* **ENTRIES SHOWN**:
┌──
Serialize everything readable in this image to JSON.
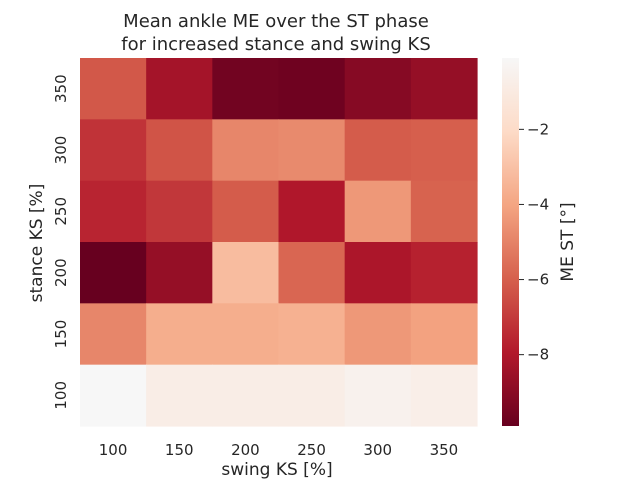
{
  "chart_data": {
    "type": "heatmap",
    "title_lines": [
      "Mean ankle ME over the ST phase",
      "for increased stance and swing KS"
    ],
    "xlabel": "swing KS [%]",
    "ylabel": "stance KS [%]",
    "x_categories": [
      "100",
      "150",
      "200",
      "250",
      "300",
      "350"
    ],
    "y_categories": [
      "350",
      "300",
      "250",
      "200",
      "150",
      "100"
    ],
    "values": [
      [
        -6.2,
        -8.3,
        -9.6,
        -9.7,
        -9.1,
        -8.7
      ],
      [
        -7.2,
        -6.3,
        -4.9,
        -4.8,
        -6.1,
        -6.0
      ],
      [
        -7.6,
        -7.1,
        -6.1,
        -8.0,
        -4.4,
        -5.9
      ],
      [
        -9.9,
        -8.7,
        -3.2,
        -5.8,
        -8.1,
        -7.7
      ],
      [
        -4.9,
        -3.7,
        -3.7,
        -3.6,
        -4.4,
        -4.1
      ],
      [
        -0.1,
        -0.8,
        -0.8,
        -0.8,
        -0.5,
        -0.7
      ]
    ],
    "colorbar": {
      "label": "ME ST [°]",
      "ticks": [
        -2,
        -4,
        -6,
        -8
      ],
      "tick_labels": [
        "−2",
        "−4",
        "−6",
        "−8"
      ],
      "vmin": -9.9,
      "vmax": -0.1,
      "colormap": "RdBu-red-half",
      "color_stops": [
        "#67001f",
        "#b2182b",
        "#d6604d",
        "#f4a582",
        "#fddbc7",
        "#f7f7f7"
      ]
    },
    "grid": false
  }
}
└──
* **WORK REQUIRED**: Reproduce the data above in full, exactly as it is, with the pictures left out.

* **EXERCISE RESPONSE**:
Serialize everything readable in this image to JSON.
{
  "chart_data": {
    "type": "heatmap",
    "title_lines": [
      "Mean ankle ME over the ST phase",
      "for increased stance and swing KS"
    ],
    "xlabel": "swing KS [%]",
    "ylabel": "stance KS [%]",
    "x_categories": [
      "100",
      "150",
      "200",
      "250",
      "300",
      "350"
    ],
    "y_categories": [
      "350",
      "300",
      "250",
      "200",
      "150",
      "100"
    ],
    "values": [
      [
        -6.2,
        -8.3,
        -9.6,
        -9.7,
        -9.1,
        -8.7
      ],
      [
        -7.2,
        -6.3,
        -4.9,
        -4.8,
        -6.1,
        -6.0
      ],
      [
        -7.6,
        -7.1,
        -6.1,
        -8.0,
        -4.4,
        -5.9
      ],
      [
        -9.9,
        -8.7,
        -3.2,
        -5.8,
        -8.1,
        -7.7
      ],
      [
        -4.9,
        -3.7,
        -3.7,
        -3.6,
        -4.4,
        -4.1
      ],
      [
        -0.1,
        -0.8,
        -0.8,
        -0.8,
        -0.5,
        -0.7
      ]
    ],
    "colorbar": {
      "label": "ME ST [°]",
      "ticks": [
        -2,
        -4,
        -6,
        -8
      ],
      "tick_labels": [
        "−2",
        "−4",
        "−6",
        "−8"
      ],
      "vmin": -9.9,
      "vmax": -0.1,
      "colormap": "RdBu-red-half",
      "color_stops": [
        "#67001f",
        "#b2182b",
        "#d6604d",
        "#f4a582",
        "#fddbc7",
        "#f7f7f7"
      ]
    },
    "grid": false
  }
}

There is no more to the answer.